- Consegna: Stampa parola per parola il tratto del brano sui decreti sicurezza che va da "Molte delle riforme" fino a "di protezione speciale.", estremi inclusi.

Ulteriori passaggi, non più rinviabili
Queste dunque, in sintesi, le principali modifiche, introdotte non solo per adattare il contenuto dei decreti sicurezza al disposto costituzionale, come sollecitato dal presidente Mattarella, e per conformarsi all’intervento della stessa Corte Costituzionale (in materia di iscrizione anagrafica), ma anche per ripristinare diritti e facoltà collegate ai permessi di soggiorno, come la conversione in permessi di lavoro. Importante è inoltre aver previsto tale facoltà anche per permessi di soggiorno esistenti nel nostro ordinamento già prima delle modifiche introdotte dai decreti Salvini, come quello rilasciato al genitore che assiste un figlio in cura in Italia.
Molte delle riforme contenute nel decreto legge vanno dunque nella direzione del mantenimento della regolarità del soggiorno dei cittadini stranieri, sia per ragioni di diritto e di equità che per buonsenso, come nel caso del (finalmente) riconoscibile livello di integrazione raggiunto in Italia ai fini del rilascio del permesso di protezione speciale.
Si può dunque riconoscere la volontà, da parte dell’attuale esecutivo, di segnare un’evidente discontinuità con il passato e di avviare un processo di riforma sostanziale del sistema italiano. Proprio per questo è lecito attendersi ulteriori passaggi normativi, che non possono essere più rinviati, a partire dall’urgente approvazione della legge sulla cittadinanza, che da troppi anni è chiusa in un cassetto.

- Dati per il riconoscimento della struttura dei documenti:
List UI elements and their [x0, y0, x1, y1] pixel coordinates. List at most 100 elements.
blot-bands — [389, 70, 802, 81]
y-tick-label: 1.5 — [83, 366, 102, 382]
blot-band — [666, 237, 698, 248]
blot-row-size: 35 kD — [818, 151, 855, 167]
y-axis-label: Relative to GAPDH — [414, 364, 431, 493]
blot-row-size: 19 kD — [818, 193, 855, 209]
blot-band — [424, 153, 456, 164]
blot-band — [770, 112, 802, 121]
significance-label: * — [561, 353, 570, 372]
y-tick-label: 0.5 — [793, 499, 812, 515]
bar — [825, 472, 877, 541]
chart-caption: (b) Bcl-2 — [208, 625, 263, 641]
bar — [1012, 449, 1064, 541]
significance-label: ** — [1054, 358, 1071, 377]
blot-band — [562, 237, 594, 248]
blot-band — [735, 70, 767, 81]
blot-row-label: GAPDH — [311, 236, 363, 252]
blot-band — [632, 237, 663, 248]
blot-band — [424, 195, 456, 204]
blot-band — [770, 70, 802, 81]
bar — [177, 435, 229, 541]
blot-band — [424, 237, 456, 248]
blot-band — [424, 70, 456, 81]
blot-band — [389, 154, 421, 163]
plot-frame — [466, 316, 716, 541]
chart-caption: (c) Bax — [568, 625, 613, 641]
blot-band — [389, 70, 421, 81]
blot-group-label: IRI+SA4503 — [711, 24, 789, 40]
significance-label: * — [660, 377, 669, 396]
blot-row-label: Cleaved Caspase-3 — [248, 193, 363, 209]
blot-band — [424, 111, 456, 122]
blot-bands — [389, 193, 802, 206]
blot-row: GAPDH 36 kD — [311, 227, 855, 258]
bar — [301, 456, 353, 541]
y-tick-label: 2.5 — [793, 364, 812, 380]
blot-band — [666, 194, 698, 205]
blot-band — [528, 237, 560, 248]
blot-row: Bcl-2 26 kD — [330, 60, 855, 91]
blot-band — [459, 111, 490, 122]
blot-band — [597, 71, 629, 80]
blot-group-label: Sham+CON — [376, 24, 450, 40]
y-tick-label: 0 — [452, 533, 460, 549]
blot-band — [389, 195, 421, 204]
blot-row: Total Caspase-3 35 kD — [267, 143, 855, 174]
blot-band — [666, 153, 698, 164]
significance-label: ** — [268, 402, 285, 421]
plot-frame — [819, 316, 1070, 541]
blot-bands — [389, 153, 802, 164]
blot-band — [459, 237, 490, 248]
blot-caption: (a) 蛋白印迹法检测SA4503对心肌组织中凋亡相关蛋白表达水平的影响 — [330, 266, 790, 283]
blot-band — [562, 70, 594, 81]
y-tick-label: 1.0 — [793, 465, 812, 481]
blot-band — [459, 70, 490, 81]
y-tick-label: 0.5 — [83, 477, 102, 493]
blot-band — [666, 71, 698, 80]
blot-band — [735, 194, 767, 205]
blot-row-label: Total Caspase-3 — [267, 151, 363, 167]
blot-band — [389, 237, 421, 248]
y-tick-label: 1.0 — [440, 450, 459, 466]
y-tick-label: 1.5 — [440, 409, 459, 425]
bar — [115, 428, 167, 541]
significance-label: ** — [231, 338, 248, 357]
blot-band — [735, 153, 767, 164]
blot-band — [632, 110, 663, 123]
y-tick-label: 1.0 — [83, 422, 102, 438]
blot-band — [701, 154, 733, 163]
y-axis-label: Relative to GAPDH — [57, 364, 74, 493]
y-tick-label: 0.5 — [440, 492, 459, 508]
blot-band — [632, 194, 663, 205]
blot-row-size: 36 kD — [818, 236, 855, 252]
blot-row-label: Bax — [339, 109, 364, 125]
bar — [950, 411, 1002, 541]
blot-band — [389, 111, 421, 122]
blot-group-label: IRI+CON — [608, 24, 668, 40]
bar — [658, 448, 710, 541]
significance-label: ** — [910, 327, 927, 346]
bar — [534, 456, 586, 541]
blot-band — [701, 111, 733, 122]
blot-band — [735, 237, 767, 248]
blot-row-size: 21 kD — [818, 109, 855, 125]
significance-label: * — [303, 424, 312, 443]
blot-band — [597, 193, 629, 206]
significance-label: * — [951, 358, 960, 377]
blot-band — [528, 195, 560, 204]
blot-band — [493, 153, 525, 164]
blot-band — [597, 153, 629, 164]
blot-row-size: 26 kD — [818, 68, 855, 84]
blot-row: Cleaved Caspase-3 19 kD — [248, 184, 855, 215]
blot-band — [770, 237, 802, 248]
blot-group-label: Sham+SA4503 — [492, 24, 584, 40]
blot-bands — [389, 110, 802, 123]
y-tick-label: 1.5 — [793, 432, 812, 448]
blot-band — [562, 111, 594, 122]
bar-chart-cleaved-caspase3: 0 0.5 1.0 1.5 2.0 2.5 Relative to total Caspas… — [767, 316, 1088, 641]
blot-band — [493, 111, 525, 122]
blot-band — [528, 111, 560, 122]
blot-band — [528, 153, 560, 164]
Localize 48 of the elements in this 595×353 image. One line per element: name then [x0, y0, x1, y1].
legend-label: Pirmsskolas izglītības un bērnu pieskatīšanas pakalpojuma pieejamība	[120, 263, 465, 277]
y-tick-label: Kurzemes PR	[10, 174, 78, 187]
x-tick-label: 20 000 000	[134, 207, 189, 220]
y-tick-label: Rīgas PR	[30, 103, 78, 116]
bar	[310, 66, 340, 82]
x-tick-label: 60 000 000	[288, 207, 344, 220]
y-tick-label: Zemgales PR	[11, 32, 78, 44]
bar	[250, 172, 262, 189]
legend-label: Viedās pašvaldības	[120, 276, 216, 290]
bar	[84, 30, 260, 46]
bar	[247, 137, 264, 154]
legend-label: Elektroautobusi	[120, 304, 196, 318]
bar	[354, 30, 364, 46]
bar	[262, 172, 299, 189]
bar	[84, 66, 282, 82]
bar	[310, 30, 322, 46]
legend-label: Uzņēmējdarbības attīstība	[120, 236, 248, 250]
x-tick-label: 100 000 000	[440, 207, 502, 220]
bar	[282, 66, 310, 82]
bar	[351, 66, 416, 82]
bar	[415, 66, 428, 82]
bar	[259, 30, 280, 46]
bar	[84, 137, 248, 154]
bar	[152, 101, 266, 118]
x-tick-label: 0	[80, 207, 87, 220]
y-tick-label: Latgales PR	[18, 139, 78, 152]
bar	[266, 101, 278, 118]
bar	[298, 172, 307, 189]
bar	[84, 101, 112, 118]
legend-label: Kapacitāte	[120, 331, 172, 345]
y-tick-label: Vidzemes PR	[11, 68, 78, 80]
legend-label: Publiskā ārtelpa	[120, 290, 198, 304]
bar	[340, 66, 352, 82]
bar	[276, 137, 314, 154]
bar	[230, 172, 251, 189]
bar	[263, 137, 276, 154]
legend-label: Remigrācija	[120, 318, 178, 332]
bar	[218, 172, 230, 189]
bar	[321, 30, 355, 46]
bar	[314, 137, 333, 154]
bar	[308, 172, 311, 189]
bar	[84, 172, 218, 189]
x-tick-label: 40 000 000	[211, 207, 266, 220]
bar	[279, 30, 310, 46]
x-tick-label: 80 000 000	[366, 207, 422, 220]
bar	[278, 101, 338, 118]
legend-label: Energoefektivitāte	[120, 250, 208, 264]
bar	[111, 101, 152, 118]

- Risposta:
Molte delle riforme contenute nel decreto legge vanno dunque nella direzione del mantenimento della regolarità del soggiorno dei cittadini stranieri, sia per ragioni di diritto e di equità che per buonsenso, come nel caso del (finalmente) riconoscibile livello di integrazione raggiunto in Italia ai fini del rilascio del permesso di protezione speciale.